• **TASK DETAILS**
Look for the string "expiry" in every line, and copy each line that has it.

• **STORED RECORDS**
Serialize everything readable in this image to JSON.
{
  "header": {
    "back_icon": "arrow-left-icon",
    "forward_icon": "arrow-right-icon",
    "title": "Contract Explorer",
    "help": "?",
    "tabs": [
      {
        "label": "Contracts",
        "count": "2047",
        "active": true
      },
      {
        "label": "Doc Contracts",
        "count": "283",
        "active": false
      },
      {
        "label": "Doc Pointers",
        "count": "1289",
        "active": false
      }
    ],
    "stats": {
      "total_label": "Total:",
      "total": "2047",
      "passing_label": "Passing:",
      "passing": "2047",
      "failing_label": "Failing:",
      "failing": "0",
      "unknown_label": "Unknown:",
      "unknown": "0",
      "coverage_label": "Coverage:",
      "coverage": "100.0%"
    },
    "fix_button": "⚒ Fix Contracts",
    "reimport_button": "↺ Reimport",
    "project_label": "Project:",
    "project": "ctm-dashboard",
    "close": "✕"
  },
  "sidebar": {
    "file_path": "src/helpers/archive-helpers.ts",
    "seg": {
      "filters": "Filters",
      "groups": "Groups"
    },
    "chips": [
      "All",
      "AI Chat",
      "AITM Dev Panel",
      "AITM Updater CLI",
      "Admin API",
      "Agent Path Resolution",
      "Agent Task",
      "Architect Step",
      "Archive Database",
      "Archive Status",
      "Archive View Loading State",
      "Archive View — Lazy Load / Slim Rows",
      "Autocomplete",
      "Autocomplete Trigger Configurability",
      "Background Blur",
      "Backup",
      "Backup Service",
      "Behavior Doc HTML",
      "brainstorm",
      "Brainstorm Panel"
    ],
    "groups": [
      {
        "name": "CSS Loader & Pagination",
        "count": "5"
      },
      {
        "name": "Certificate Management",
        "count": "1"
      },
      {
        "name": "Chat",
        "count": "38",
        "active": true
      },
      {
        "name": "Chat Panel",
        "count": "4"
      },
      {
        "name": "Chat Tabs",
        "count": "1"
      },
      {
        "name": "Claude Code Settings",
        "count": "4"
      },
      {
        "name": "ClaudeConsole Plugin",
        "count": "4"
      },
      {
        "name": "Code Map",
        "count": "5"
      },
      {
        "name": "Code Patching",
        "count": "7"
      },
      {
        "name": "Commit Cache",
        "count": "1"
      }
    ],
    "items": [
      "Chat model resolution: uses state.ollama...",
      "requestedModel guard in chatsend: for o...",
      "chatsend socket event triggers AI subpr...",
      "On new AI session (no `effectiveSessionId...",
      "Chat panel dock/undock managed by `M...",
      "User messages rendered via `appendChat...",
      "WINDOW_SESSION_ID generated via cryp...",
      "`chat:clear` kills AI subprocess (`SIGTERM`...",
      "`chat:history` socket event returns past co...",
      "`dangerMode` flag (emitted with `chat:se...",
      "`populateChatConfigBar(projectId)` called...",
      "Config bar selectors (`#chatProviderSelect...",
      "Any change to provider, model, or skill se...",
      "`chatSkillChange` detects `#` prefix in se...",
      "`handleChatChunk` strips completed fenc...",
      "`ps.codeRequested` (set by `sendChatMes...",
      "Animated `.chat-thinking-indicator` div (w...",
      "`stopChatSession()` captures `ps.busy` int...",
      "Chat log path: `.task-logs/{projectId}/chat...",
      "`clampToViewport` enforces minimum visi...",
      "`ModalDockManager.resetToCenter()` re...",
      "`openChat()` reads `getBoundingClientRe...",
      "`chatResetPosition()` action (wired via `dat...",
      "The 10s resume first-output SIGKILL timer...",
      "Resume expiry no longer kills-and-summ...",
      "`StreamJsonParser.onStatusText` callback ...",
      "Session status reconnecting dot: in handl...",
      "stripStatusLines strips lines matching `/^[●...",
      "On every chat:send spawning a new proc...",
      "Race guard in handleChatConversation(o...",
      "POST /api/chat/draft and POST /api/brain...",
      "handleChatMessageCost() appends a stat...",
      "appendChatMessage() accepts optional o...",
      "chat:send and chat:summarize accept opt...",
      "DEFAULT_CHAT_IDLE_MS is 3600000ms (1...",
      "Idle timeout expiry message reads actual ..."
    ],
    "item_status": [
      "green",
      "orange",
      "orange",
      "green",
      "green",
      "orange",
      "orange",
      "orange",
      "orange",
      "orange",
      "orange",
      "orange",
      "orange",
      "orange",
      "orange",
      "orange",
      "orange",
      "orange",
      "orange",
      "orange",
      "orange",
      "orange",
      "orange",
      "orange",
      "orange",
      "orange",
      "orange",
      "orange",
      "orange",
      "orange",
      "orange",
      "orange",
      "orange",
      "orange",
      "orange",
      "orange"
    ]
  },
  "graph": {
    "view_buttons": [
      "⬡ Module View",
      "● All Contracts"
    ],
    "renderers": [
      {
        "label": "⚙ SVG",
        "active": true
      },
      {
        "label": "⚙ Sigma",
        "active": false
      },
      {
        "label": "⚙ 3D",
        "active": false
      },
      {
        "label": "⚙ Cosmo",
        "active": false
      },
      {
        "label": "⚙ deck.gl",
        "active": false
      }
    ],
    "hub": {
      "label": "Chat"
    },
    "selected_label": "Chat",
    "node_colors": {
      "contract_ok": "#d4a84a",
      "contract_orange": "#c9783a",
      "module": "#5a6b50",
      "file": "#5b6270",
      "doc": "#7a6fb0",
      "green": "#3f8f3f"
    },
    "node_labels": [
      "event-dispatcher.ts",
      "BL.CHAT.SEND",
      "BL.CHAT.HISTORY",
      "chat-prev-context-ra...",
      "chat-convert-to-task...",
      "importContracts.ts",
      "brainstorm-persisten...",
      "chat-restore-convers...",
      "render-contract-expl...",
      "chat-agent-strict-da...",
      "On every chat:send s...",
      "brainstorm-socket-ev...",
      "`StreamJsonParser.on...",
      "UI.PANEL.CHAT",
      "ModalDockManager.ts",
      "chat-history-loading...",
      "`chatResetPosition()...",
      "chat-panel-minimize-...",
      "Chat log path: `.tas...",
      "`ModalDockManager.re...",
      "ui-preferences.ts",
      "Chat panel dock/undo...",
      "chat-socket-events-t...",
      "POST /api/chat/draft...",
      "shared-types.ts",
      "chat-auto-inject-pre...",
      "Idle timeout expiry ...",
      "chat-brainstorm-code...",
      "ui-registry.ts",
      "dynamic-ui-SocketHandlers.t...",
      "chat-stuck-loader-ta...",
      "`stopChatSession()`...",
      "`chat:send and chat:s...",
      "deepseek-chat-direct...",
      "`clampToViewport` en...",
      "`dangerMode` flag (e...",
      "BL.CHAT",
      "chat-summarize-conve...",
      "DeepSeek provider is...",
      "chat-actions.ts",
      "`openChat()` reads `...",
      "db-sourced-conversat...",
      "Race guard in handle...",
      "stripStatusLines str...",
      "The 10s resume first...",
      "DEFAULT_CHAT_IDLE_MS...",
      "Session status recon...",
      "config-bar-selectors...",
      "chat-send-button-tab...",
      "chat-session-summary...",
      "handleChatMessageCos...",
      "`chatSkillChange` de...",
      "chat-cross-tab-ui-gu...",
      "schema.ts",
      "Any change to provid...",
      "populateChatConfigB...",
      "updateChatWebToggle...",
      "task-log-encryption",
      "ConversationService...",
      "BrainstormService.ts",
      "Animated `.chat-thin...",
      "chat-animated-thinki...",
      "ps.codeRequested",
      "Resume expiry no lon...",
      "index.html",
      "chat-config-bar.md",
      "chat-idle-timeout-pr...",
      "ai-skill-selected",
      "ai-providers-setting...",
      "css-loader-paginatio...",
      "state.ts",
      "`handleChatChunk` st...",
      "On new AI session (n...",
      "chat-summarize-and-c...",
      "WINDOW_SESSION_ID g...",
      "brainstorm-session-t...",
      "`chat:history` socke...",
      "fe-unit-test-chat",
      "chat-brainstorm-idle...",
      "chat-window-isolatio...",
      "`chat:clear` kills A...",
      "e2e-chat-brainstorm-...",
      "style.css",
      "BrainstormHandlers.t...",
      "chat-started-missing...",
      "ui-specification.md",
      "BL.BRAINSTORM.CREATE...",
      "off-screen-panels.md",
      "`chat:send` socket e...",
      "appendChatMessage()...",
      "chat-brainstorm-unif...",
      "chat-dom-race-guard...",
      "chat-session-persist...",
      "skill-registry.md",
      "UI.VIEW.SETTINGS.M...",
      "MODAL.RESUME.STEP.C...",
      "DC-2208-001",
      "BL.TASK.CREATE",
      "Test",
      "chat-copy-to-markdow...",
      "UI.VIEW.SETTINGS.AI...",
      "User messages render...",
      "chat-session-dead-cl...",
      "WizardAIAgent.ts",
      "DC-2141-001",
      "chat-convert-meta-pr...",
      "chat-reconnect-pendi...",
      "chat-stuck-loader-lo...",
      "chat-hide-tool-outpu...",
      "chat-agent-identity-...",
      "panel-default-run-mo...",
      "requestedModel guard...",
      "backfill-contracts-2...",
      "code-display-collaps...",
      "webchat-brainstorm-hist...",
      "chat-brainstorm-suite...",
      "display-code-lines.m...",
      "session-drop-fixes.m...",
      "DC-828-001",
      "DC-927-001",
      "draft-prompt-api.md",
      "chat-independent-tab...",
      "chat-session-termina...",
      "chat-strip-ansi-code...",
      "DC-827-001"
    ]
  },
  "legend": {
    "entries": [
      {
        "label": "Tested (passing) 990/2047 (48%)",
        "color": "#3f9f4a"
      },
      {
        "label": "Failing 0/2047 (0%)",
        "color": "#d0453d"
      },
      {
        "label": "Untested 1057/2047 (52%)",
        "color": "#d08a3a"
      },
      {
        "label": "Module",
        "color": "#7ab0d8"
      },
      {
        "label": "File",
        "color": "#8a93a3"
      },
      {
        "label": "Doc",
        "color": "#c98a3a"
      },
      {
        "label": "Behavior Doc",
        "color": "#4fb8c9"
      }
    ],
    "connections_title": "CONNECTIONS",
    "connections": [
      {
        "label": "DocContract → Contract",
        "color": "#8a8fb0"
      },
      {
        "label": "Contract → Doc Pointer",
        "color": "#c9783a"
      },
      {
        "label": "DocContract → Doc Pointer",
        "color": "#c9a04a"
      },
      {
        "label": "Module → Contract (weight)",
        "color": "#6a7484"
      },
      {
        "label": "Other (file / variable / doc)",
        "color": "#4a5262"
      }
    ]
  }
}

• **SOLUTION TO THIS TASK**
      "Resume expiry no longer kills-and-summ...",
      "Idle timeout expiry message reads actual ..."
      "Idle timeout expiry ...",
      "Resume expiry no lon...",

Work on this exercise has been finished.